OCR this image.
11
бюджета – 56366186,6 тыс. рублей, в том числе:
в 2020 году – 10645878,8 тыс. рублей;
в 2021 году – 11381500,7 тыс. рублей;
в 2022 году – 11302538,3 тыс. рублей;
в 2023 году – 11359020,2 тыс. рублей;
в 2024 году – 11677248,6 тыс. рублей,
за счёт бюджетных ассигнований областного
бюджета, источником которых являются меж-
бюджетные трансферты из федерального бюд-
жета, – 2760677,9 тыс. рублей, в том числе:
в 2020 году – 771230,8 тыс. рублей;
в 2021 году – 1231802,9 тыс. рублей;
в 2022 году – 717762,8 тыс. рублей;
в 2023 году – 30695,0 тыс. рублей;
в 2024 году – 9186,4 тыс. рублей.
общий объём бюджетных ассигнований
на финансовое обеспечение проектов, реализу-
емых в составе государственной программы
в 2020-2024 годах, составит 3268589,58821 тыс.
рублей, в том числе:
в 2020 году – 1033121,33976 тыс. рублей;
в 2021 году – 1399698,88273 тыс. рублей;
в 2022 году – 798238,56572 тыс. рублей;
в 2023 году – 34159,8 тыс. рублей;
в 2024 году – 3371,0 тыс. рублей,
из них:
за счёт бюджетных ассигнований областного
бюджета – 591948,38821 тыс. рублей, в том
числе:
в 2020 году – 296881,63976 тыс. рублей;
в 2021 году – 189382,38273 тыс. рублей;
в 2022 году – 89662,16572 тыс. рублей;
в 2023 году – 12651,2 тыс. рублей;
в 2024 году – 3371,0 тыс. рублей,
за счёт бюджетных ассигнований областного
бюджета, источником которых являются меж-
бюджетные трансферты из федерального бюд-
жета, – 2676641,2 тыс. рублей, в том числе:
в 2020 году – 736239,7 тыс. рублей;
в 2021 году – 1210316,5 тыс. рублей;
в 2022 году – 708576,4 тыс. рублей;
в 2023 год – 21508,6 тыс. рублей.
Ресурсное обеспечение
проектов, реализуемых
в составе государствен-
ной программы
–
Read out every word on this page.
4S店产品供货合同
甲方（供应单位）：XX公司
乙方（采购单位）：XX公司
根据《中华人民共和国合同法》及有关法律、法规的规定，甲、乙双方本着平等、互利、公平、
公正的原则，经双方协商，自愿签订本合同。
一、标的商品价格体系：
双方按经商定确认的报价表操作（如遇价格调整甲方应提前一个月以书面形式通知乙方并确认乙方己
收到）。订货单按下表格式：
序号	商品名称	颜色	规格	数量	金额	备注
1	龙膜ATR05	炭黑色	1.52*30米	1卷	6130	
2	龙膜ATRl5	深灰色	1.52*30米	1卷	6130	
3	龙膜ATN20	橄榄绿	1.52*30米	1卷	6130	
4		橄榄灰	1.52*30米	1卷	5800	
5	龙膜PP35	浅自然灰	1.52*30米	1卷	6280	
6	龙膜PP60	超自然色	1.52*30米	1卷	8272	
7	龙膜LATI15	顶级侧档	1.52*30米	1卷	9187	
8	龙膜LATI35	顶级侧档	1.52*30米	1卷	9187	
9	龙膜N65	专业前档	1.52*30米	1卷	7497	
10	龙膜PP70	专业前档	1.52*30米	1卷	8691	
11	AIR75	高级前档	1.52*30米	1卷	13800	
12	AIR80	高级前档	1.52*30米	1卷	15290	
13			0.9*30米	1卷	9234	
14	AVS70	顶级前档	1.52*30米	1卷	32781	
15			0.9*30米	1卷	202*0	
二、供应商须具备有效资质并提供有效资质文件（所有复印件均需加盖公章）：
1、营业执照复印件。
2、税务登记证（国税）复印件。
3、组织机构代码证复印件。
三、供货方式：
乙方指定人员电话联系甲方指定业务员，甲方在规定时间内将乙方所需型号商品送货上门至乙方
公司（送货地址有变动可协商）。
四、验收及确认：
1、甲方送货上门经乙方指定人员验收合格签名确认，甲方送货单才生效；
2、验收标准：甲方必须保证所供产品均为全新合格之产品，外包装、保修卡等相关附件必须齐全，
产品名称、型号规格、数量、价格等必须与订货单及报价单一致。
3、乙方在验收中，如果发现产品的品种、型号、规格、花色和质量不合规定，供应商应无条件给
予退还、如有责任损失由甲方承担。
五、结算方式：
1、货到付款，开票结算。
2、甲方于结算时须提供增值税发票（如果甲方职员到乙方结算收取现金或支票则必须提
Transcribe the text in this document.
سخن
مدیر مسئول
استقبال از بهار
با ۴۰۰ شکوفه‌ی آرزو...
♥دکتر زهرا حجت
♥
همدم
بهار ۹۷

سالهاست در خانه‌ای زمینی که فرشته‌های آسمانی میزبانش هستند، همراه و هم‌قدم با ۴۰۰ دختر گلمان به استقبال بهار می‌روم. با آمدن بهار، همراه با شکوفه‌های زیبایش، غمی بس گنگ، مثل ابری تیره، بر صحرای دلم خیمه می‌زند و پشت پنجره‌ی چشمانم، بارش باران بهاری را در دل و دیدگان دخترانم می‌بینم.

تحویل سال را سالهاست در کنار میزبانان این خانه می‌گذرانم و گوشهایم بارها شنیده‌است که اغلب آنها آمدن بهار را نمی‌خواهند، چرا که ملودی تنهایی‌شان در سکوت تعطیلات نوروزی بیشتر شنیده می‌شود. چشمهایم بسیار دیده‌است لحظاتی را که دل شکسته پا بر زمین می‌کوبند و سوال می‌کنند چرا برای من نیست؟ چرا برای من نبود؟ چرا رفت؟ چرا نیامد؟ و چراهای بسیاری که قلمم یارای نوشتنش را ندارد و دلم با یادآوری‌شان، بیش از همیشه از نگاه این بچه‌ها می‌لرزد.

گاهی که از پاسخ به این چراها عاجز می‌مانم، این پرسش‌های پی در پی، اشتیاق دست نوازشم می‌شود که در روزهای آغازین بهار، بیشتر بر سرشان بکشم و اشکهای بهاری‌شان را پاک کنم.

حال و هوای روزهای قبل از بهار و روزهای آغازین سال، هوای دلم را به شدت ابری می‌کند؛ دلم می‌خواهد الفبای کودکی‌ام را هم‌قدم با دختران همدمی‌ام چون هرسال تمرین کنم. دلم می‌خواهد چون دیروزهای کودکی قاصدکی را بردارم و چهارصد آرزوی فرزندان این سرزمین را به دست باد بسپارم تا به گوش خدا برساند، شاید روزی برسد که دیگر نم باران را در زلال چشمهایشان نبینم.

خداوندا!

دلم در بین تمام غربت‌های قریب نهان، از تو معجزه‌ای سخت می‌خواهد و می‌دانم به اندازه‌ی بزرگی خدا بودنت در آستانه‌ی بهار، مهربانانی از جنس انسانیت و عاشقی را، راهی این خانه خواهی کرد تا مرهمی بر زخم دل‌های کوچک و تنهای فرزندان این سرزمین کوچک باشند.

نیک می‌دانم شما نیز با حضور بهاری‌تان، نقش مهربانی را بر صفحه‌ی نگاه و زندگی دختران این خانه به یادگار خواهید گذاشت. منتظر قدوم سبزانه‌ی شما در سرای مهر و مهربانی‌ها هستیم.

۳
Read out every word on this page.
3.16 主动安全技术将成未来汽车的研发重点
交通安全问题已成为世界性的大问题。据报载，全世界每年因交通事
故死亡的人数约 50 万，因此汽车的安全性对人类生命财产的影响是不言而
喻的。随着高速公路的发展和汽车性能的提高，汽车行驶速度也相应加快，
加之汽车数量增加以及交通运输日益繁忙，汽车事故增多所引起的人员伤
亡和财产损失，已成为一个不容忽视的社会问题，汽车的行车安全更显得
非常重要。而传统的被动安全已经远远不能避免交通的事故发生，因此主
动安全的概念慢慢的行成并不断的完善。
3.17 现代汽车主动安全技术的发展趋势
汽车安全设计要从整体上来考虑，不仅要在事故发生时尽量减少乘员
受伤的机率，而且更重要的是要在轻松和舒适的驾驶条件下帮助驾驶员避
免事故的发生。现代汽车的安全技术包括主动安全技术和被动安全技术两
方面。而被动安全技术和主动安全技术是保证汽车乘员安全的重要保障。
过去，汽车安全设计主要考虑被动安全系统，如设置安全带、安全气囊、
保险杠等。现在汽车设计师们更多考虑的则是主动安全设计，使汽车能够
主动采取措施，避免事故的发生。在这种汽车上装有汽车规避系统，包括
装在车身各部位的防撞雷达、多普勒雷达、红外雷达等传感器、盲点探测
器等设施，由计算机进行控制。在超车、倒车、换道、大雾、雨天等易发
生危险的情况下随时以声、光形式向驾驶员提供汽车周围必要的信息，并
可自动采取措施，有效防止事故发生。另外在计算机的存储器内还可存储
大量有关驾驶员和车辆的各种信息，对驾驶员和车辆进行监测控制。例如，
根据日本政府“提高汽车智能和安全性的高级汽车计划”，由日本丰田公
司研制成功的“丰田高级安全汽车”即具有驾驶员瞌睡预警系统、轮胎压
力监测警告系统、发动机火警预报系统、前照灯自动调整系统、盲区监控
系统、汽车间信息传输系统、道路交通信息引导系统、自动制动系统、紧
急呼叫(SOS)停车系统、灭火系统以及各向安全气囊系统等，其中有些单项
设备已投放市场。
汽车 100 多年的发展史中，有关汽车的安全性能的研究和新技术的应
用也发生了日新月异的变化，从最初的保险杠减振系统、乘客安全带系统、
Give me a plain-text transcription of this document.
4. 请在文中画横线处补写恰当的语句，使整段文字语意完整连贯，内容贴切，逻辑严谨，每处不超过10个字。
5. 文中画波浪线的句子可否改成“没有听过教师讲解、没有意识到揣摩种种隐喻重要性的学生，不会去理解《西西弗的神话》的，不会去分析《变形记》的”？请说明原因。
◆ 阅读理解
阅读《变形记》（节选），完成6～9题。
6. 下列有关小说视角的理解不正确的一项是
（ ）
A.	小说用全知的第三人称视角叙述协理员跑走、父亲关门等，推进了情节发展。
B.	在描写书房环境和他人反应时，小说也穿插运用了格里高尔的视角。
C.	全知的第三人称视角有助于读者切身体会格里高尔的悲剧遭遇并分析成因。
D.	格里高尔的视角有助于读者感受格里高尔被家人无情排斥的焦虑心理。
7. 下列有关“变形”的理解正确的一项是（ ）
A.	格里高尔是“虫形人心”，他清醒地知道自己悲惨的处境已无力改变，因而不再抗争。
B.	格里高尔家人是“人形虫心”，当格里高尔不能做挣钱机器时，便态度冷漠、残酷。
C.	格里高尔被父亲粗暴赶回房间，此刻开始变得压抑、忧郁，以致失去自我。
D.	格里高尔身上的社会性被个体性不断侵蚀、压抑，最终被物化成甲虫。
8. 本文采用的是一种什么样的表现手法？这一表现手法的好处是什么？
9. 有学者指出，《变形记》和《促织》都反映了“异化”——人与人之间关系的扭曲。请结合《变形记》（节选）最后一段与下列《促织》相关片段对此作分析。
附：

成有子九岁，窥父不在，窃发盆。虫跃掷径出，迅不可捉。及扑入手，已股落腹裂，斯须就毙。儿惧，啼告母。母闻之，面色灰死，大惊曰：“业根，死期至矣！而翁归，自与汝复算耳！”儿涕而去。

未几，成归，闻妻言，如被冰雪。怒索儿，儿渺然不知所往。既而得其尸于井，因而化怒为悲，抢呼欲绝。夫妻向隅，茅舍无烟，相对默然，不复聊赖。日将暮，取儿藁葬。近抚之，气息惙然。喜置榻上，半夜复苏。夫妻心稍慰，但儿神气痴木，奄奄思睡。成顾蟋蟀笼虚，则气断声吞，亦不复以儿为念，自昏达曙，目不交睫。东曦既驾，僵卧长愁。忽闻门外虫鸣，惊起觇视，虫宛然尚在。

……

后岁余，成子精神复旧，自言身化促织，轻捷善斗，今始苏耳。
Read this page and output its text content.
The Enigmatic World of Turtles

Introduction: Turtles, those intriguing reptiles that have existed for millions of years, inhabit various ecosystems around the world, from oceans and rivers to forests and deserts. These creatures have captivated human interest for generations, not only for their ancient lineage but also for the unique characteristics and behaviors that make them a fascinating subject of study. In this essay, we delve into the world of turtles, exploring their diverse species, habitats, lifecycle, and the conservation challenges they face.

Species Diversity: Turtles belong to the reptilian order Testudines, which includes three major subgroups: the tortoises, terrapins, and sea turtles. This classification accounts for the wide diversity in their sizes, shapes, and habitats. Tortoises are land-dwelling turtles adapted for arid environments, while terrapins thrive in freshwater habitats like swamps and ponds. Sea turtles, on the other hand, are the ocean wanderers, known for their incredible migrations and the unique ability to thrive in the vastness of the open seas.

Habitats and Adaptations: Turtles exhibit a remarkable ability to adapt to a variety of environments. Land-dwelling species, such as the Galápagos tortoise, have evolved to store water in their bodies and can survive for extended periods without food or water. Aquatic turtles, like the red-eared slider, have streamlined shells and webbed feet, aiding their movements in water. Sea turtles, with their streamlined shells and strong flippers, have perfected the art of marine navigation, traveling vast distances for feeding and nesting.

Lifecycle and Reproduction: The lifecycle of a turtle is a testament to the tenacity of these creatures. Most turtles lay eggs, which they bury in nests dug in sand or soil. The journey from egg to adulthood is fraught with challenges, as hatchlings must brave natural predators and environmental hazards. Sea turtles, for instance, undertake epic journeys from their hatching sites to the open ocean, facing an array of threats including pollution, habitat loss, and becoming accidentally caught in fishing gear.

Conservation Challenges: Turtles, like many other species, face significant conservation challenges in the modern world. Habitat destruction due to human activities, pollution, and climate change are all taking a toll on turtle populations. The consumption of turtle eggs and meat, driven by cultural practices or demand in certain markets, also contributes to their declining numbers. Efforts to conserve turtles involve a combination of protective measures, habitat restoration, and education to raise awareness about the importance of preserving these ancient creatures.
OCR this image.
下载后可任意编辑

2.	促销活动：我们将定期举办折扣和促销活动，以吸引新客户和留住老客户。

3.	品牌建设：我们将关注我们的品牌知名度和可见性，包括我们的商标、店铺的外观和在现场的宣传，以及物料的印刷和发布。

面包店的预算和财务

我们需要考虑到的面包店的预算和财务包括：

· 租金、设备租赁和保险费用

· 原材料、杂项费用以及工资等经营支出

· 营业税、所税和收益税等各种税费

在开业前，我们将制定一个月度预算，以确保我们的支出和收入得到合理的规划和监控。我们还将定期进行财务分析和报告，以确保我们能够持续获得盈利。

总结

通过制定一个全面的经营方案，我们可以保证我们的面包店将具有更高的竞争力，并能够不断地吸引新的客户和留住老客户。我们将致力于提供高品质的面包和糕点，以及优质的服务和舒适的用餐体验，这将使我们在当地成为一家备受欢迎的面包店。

★ ★ ★

→ STATED GOAL: Within the listing above, find every line containing the string "顶级侧档" and return it.

→ RESULT OF THIS TASK:
7	龙膜LATI15	顶级侧档	1.52*30米	1卷	9187	
8	龙膜LATI35	顶级侧档	1.52*30米	1卷	9187	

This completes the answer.